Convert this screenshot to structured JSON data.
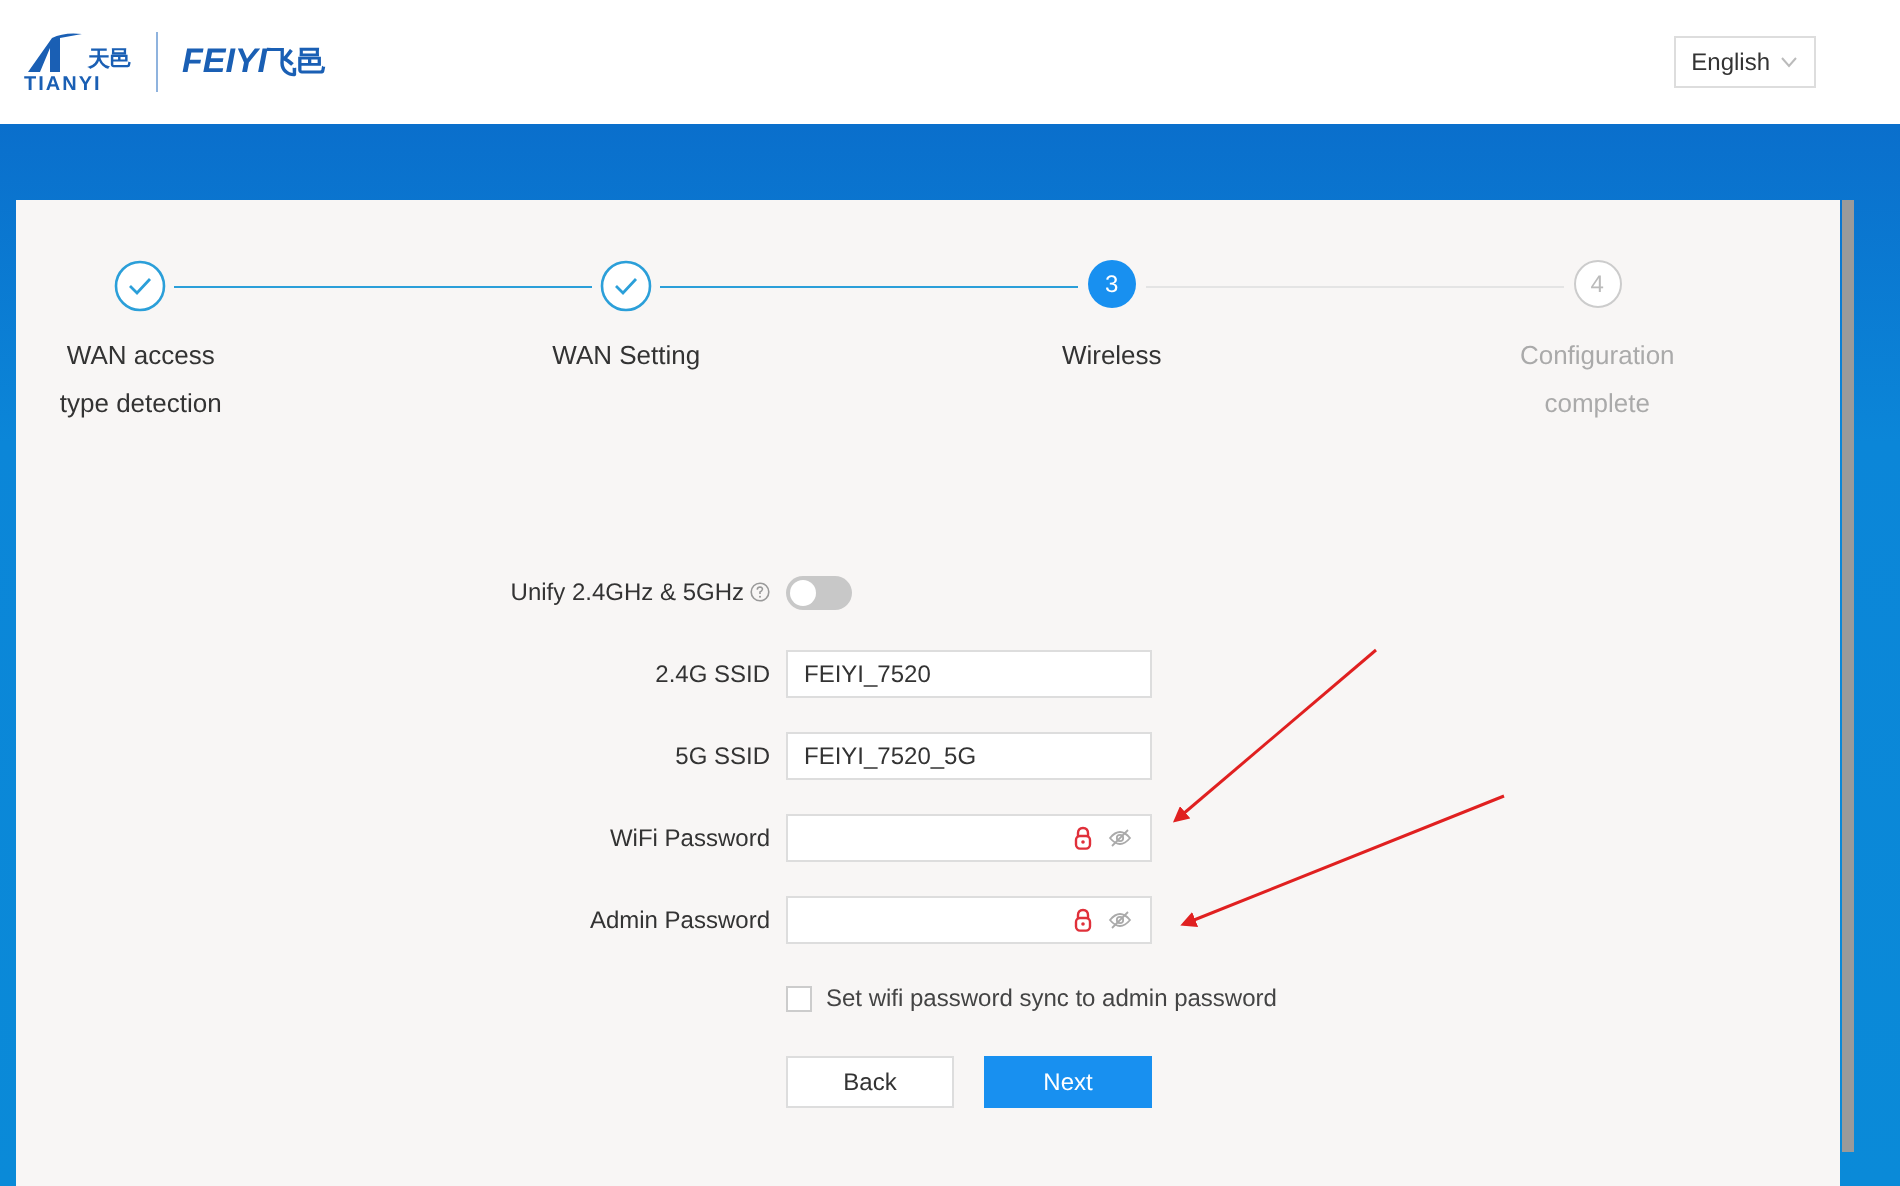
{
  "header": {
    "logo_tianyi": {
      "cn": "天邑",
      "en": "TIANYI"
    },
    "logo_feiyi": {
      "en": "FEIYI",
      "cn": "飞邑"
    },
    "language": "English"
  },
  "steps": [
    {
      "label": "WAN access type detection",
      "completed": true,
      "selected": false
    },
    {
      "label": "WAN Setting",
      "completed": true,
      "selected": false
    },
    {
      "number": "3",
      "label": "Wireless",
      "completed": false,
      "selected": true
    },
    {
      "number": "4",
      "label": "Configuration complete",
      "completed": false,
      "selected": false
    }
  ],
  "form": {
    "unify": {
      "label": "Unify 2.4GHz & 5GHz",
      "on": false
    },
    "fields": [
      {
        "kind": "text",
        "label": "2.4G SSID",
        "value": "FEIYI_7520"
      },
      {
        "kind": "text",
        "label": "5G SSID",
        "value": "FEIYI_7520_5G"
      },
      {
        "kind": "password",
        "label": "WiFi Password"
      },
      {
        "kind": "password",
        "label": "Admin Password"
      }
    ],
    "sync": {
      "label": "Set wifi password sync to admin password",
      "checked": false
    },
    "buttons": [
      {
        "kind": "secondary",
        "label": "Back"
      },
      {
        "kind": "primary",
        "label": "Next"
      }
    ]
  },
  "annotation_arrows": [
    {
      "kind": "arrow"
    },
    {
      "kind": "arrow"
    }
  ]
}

::::::::

▶ [WHAT THE TASK REQUIRES]:
Reproduce every line of the material precisely, omitting its pictures.

▶ [EXERCISE RESULT]:
Convert this screenshot to structured JSON data.
{
  "header": {
    "logo_tianyi": {
      "cn": "天邑",
      "en": "TIANYI"
    },
    "logo_feiyi": {
      "en": "FEIYI",
      "cn": "飞邑"
    },
    "language": "English"
  },
  "steps": [
    {
      "label": "WAN access type detection",
      "completed": true,
      "selected": false
    },
    {
      "label": "WAN Setting",
      "completed": true,
      "selected": false
    },
    {
      "number": "3",
      "label": "Wireless",
      "completed": false,
      "selected": true
    },
    {
      "number": "4",
      "label": "Configuration complete",
      "completed": false,
      "selected": false
    }
  ],
  "form": {
    "unify": {
      "label": "Unify 2.4GHz & 5GHz",
      "on": false
    },
    "fields": [
      {
        "kind": "text",
        "label": "2.4G SSID",
        "value": "FEIYI_7520"
      },
      {
        "kind": "text",
        "label": "5G SSID",
        "value": "FEIYI_7520_5G"
      },
      {
        "kind": "password",
        "label": "WiFi Password"
      },
      {
        "kind": "password",
        "label": "Admin Password"
      }
    ],
    "sync": {
      "label": "Set wifi password sync to admin password",
      "checked": false
    },
    "buttons": [
      {
        "kind": "secondary",
        "label": "Back"
      },
      {
        "kind": "primary",
        "label": "Next"
      }
    ]
  },
  "annotation_arrows": [
    {
      "kind": "arrow"
    },
    {
      "kind": "arrow"
    }
  ]
}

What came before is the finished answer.